**Set task**
Write out exactly the lines between the line containing "What does this" and the end of the records, counting both ends, and leave out all pictures.
• • • • •
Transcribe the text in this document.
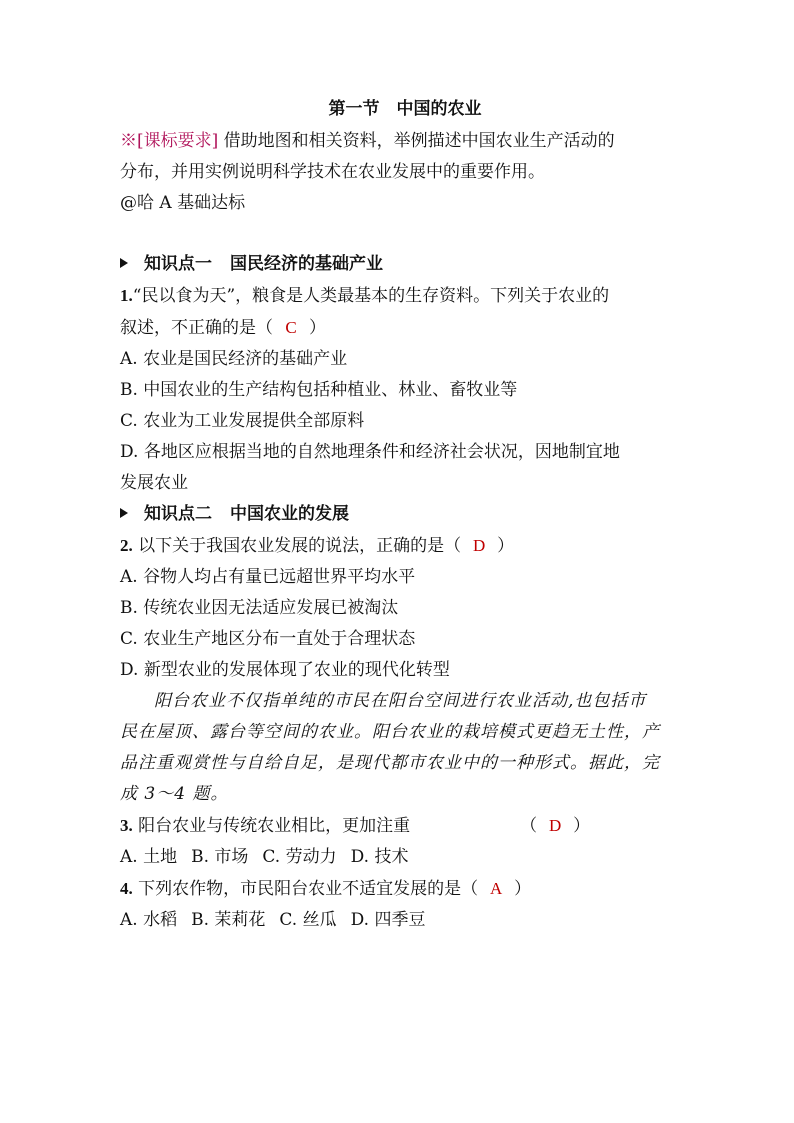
第一节　中国的农业
※[课标要求] 借助地图和相关资料，举例描述中国农业生产活动的
分布，并用实例说明科学技术在农业发展中的重要作用。
@哈 A 基础达标
知识点一 国民经济的基础产业
1.“民以食为天”，粮食是人类最基本的生存资料。下列关于农业的
叙述，不正确的是（ C ）
A. 农业是国民经济的基础产业
B. 中国农业的生产结构包括种植业、林业、畜牧业等
C. 农业为工业发展提供全部原料
D. 各地区应根据当地的自然地理条件和经济社会状况，因地制宜地
发展农业
知识点二 中国农业的发展
2. 以下关于我国农业发展的说法，正确的是（ D ）
A. 谷物人均占有量已远超世界平均水平
B. 传统农业因无法适应发展已被淘汰
C. 农业生产地区分布一直处于合理状态
D. 新型农业的发展体现了农业的现代化转型
阳台农业不仅指单纯的市民在阳台空间进行农业活动,也包括市
民在屋顶、露台等空间的农业。阳台农业的栽培模式更趋无土性，产
品注重观赏性与自给自足，是现代都市农业中的一种形式。据此，完
成 3～4 题。
3. 阳台农业与传统农业相比，更加注重	（ D ）
A. 土地 B. 市场 C. 劳动力 D. 技术
4. 下列农作物，市民阳台农业不适宜发展的是（ A ）
A. 水稻 B. 茉莉花 C. 丝瓜 D. 四季豆
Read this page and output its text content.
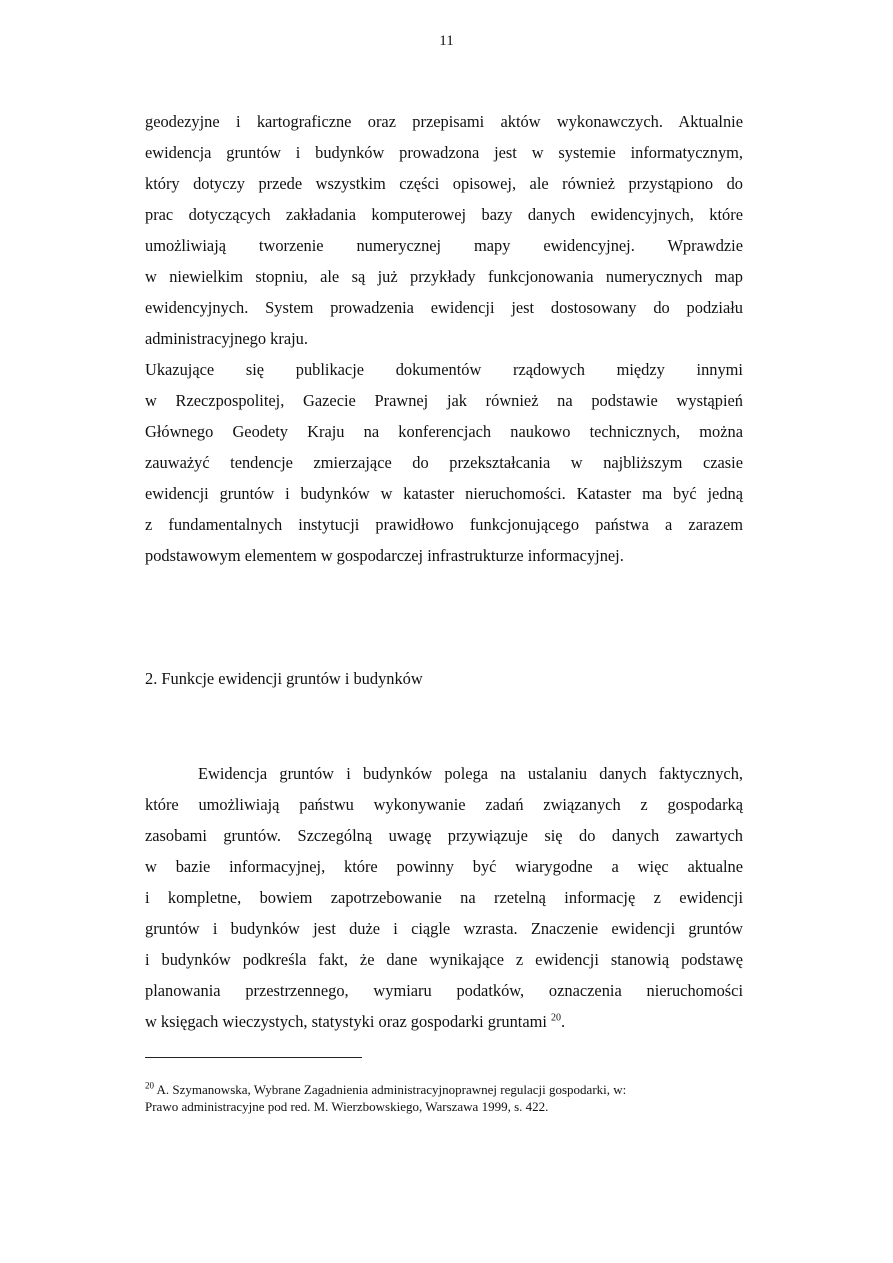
11
geodezyjne i kartograficzne oraz przepisami aktów wykonawczych. Aktualnie
ewidencja gruntów i budynków prowadzona jest w systemie informatycznym,
który dotyczy przede wszystkim części opisowej, ale również przystąpiono do
prac dotyczących zakładania komputerowej bazy danych ewidencyjnych, które
umożliwiają tworzenie numerycznej mapy ewidencyjnej. Wprawdzie
w niewielkim stopniu, ale są już przykłady funkcjonowania numerycznych map
ewidencyjnych. System prowadzenia ewidencji jest dostosowany do podziału
administracyjnego kraju.
Ukazujące się publikacje dokumentów rządowych między innymi
w Rzeczpospolitej, Gazecie Prawnej jak również na podstawie wystąpień
Głównego Geodety Kraju na konferencjach naukowo technicznych, można
zauważyć tendencje zmierzające do przekształcania w najbliższym czasie
ewidencji gruntów i budynków w kataster nieruchomości. Kataster ma być jedną
z fundamentalnych instytucji prawidłowo funkcjonującego państwa a zarazem
podstawowym elementem w gospodarczej infrastrukturze informacyjnej.
2. Funkcje ewidencji gruntów i budynków
Ewidencja gruntów i budynków polega na ustalaniu danych faktycznych,
które umożliwiają państwu wykonywanie zadań związanych z gospodarką
zasobami gruntów. Szczególną uwagę przywiązuje się do danych zawartych
w bazie informacyjnej, które powinny być wiarygodne a więc aktualne
i kompletne, bowiem zapotrzebowanie na rzetelną informację z ewidencji
gruntów i budynków jest duże i ciągle wzrasta. Znaczenie ewidencji gruntów
i budynków podkreśla fakt, że dane wynikające z ewidencji stanowią podstawę
planowania przestrzennego, wymiaru podatków, oznaczenia nieruchomości
w księgach wieczystych, statystyki oraz gospodarki gruntami $^{20}$.
$^{20}$ A. Szymanowska, Wybrane Zagadnienia administracyjnoprawnej regulacji gospodarki, w:
Prawo administracyjne pod red. M. Wierzbowskiego, Warszawa 1999, s. 422.
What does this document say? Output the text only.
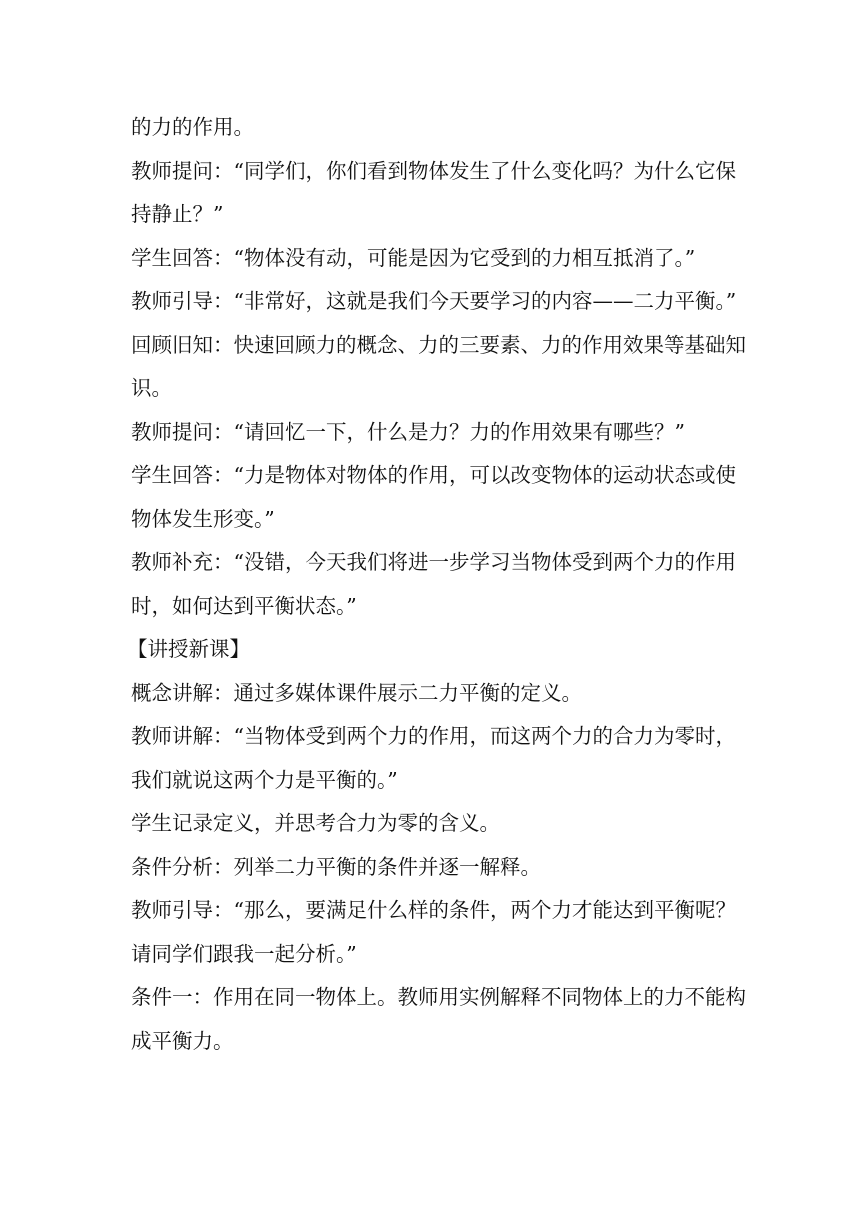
的力的作用。
教师提问：“同学们，你们看到物体发生了什么变化吗？为什么它保
持静止？”
学生回答：“物体没有动，可能是因为它受到的力相互抵消了。”
教师引导：“非常好，这就是我们今天要学习的内容——二力平衡。”
回顾旧知：快速回顾力的概念、力的三要素、力的作用效果等基础知
识。
教师提问：“请回忆一下，什么是力？力的作用效果有哪些？”
学生回答：“力是物体对物体的作用，可以改变物体的运动状态或使
物体发生形变。”
教师补充：“没错，今天我们将进一步学习当物体受到两个力的作用
时，如何达到平衡状态。”
【讲授新课】
概念讲解：通过多媒体课件展示二力平衡的定义。
教师讲解：“当物体受到两个力的作用，而这两个力的合力为零时，
我们就说这两个力是平衡的。”
学生记录定义，并思考合力为零的含义。
条件分析：列举二力平衡的条件并逐一解释。
教师引导：“那么，要满足什么样的条件，两个力才能达到平衡呢？
请同学们跟我一起分析。”
条件一：作用在同一物体上。教师用实例解释不同物体上的力不能构
成平衡力。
• • • • •
**Result for this task**
What does this document say? Output the text only.
的力的作用。
教师提问：“同学们，你们看到物体发生了什么变化吗？为什么它保
持静止？”
学生回答：“物体没有动，可能是因为它受到的力相互抵消了。”
教师引导：“非常好，这就是我们今天要学习的内容——二力平衡。”
回顾旧知：快速回顾力的概念、力的三要素、力的作用效果等基础知
识。
教师提问：“请回忆一下，什么是力？力的作用效果有哪些？”
学生回答：“力是物体对物体的作用，可以改变物体的运动状态或使
物体发生形变。”
教师补充：“没错，今天我们将进一步学习当物体受到两个力的作用
时，如何达到平衡状态。”
【讲授新课】
概念讲解：通过多媒体课件展示二力平衡的定义。
教师讲解：“当物体受到两个力的作用，而这两个力的合力为零时，
我们就说这两个力是平衡的。”
学生记录定义，并思考合力为零的含义。
条件分析：列举二力平衡的条件并逐一解释。
教师引导：“那么，要满足什么样的条件，两个力才能达到平衡呢？
请同学们跟我一起分析。”
条件一：作用在同一物体上。教师用实例解释不同物体上的力不能构
成平衡力。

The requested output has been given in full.